▶ [SHORT TASK]: Copy out, word for word, the data below from its first line through the line containing "axes-r0c0: 0 10000", including both of those lines.

▶ [EXERCISE INPUT]:
────────────────

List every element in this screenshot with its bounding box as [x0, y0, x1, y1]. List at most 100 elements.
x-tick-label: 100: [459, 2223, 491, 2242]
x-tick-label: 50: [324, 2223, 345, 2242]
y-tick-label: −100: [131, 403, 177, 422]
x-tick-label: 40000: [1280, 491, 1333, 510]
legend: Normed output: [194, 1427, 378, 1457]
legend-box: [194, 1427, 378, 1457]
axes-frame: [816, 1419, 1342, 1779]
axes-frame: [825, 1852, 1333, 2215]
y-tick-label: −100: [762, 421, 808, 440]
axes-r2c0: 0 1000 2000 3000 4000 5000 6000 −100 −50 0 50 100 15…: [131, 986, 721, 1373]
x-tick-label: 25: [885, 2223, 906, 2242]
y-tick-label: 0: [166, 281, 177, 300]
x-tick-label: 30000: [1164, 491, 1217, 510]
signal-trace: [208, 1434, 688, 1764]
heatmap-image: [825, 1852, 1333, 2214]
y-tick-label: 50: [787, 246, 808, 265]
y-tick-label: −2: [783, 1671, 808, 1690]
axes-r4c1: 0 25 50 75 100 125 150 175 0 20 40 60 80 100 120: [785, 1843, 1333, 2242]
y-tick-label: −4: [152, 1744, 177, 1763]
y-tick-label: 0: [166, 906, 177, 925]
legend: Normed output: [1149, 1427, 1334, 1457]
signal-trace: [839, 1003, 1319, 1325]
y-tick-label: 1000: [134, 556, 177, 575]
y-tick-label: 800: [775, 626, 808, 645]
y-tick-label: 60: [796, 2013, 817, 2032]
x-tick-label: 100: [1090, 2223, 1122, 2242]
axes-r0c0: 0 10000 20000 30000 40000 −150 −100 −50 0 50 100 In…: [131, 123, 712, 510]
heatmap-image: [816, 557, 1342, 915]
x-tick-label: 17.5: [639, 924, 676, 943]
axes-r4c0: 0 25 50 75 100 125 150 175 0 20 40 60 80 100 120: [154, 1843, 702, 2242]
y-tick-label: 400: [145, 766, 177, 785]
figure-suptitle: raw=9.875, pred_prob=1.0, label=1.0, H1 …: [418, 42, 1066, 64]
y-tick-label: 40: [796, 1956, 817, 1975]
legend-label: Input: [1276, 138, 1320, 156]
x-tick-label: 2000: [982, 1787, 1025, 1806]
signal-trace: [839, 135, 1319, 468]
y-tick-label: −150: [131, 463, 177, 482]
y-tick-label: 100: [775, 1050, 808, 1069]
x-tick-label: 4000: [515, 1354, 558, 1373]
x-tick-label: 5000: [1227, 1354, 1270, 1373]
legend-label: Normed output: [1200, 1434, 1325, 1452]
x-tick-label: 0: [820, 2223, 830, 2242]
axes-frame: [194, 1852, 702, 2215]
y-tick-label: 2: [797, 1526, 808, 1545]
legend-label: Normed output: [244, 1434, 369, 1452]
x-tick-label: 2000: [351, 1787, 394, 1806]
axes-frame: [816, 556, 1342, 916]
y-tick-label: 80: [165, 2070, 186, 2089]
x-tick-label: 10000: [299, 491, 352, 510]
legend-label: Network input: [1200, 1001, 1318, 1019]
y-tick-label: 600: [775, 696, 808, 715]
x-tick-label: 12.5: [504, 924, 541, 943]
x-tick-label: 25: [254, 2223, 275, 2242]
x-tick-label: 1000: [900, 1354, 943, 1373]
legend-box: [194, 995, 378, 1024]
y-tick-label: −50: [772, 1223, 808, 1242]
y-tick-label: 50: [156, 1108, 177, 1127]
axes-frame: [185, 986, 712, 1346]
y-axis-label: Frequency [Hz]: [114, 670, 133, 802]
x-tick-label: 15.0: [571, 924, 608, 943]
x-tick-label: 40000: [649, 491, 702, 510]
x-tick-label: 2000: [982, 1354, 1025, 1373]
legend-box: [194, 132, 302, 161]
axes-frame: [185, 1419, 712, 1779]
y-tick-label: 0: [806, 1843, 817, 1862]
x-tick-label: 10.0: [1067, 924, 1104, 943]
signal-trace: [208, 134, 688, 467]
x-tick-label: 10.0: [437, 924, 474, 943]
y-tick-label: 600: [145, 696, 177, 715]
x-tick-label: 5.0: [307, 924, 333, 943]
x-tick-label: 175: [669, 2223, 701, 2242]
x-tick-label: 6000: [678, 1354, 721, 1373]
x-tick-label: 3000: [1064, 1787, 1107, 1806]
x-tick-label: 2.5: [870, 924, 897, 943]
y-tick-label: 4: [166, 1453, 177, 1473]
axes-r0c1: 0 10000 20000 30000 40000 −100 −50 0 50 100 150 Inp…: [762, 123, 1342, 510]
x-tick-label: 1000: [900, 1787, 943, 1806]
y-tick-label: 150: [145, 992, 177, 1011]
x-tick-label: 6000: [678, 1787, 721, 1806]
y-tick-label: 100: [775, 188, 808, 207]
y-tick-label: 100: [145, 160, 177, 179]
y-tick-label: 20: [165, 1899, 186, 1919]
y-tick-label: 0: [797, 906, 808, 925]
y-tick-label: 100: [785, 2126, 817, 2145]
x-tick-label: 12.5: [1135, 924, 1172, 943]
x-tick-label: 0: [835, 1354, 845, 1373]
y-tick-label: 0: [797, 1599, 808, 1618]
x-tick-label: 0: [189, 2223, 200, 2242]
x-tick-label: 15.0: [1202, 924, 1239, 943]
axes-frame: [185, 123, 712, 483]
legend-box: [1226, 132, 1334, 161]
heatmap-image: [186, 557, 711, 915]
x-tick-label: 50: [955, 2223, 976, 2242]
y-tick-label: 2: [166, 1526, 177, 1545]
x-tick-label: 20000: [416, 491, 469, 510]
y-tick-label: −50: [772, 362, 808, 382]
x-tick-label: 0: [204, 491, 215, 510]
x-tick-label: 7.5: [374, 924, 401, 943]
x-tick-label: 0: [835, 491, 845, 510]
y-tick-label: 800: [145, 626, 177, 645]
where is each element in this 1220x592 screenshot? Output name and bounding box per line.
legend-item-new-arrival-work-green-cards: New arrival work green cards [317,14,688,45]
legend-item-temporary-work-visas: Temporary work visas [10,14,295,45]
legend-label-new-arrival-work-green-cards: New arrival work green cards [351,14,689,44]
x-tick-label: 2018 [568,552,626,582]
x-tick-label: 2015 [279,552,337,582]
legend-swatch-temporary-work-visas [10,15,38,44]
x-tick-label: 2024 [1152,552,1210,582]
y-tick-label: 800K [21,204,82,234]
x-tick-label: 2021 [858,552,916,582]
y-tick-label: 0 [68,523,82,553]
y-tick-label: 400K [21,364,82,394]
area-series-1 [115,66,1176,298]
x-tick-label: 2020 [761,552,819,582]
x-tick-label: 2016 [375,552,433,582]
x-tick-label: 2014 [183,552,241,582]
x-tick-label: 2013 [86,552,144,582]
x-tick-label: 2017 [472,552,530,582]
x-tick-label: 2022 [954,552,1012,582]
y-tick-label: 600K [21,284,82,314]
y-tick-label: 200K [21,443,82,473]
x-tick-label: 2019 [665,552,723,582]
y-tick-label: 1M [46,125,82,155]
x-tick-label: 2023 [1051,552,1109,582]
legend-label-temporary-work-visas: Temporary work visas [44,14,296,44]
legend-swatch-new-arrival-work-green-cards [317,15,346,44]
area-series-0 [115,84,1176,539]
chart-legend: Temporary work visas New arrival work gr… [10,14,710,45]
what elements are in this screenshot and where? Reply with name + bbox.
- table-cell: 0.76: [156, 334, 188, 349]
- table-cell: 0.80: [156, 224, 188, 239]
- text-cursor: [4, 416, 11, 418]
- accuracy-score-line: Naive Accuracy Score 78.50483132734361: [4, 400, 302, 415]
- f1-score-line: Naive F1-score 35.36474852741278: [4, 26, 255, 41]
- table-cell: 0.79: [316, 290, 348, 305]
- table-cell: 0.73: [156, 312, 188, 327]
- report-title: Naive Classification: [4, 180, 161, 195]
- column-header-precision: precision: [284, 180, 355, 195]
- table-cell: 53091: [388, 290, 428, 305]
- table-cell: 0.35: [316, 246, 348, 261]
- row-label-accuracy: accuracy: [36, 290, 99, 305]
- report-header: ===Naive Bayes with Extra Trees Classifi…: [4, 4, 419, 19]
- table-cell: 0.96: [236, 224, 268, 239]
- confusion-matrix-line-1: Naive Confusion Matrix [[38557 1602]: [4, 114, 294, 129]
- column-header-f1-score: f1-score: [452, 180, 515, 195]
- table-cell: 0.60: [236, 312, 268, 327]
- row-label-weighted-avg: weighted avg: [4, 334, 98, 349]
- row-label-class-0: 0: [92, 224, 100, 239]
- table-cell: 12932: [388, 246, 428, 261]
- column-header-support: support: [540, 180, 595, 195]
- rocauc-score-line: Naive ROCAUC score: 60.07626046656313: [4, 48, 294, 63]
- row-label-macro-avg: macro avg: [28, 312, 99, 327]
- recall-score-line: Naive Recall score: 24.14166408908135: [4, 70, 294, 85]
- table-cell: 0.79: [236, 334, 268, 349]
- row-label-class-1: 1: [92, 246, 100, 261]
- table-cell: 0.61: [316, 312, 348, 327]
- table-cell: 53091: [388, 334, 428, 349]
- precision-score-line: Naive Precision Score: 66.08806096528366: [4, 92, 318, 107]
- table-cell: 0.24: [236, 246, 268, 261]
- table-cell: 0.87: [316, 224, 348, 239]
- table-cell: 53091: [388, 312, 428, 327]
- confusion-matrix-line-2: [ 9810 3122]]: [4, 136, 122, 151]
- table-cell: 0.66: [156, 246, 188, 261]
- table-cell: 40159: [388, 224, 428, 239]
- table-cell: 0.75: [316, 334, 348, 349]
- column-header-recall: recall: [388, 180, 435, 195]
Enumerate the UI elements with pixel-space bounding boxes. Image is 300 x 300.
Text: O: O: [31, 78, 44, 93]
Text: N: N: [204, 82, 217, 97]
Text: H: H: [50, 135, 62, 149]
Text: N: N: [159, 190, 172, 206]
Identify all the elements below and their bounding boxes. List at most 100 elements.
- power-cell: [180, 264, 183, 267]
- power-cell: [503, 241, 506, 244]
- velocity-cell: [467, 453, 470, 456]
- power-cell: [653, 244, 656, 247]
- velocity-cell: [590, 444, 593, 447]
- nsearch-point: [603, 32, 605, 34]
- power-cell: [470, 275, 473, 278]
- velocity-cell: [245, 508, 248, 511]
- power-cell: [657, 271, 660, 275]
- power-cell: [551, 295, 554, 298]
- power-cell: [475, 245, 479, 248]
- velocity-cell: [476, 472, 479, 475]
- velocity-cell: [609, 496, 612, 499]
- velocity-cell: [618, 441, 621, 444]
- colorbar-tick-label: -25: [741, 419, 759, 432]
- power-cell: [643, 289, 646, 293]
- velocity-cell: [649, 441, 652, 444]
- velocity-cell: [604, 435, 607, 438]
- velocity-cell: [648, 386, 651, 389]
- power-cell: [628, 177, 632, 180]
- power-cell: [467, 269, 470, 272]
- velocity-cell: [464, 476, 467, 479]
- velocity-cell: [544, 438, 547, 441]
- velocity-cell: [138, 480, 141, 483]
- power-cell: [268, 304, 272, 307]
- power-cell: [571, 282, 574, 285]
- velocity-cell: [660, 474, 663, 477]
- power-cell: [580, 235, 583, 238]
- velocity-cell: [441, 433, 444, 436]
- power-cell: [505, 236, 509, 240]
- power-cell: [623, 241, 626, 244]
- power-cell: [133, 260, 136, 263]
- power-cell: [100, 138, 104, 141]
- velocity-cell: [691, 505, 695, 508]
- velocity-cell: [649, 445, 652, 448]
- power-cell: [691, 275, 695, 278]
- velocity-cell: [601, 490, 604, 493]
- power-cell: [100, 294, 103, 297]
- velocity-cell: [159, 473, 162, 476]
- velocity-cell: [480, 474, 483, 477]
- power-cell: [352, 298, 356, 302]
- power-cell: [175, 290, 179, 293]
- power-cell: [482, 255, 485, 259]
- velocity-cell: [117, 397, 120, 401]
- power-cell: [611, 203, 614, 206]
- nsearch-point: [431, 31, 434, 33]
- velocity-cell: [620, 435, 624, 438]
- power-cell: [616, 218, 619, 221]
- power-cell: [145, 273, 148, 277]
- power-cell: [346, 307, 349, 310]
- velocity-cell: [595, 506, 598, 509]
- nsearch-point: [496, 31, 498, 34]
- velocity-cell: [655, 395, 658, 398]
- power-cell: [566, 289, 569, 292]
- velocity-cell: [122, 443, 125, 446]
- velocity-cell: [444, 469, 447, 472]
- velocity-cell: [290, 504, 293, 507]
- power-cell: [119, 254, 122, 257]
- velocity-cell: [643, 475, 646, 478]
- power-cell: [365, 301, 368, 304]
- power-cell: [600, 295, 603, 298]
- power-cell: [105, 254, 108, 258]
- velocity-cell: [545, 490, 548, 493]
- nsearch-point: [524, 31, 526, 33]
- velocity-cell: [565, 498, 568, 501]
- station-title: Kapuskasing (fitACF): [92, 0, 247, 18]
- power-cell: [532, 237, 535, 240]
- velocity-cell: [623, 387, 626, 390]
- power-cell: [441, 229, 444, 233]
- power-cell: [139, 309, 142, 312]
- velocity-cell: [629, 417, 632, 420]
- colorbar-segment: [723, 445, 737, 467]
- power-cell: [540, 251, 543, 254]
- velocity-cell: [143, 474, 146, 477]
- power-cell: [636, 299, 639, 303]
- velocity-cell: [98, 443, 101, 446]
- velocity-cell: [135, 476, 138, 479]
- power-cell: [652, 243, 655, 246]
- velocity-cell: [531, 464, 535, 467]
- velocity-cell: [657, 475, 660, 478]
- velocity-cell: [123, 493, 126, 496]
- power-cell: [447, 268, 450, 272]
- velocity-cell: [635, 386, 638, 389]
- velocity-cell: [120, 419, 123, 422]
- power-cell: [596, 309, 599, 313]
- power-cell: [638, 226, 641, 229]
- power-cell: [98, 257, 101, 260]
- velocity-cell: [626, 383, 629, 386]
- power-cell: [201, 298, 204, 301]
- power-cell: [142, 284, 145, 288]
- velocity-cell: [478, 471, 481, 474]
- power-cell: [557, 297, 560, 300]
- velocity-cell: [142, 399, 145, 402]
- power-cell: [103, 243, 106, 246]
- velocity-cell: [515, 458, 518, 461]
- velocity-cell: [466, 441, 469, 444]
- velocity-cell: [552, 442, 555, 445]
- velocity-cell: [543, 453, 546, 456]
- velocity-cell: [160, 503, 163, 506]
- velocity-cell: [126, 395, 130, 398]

────────────────

▶ [TASK SOLUTION]:
List every element in this screenshot with its bounding box as [x0, y0, x1, y1]. List at most 100 elements.
x-tick-label: 100: [459, 2223, 491, 2242]
x-tick-label: 50: [324, 2223, 345, 2242]
y-tick-label: −100: [131, 403, 177, 422]
x-tick-label: 40000: [1280, 491, 1333, 510]
legend: Normed output: [194, 1427, 378, 1457]
legend-box: [194, 1427, 378, 1457]
axes-frame: [816, 1419, 1342, 1779]
axes-frame: [825, 1852, 1333, 2215]
y-tick-label: −100: [762, 421, 808, 440]
axes-r2c0: 0 1000 2000 3000 4000 5000 6000 −100 −50 0 50 100 15…: [131, 986, 721, 1373]
x-tick-label: 25: [885, 2223, 906, 2242]
y-tick-label: 0: [166, 281, 177, 300]
x-tick-label: 30000: [1164, 491, 1217, 510]
signal-trace: [208, 1434, 688, 1764]
heatmap-image: [825, 1852, 1333, 2214]
y-tick-label: 50: [787, 246, 808, 265]
y-tick-label: −2: [783, 1671, 808, 1690]
axes-r4c1: 0 25 50 75 100 125 150 175 0 20 40 60 80 100 120: [785, 1843, 1333, 2242]
y-tick-label: −4: [152, 1744, 177, 1763]
y-tick-label: 0: [166, 906, 177, 925]
legend: Normed output: [1149, 1427, 1334, 1457]
signal-trace: [839, 1003, 1319, 1325]
y-tick-label: 1000: [134, 556, 177, 575]
y-tick-label: 800: [775, 626, 808, 645]
y-tick-label: 60: [796, 2013, 817, 2032]
x-tick-label: 100: [1090, 2223, 1122, 2242]
axes-r0c0: 0 10000 20000 30000 40000 −150 −100 −50 0 50 100 In…: [131, 123, 712, 510]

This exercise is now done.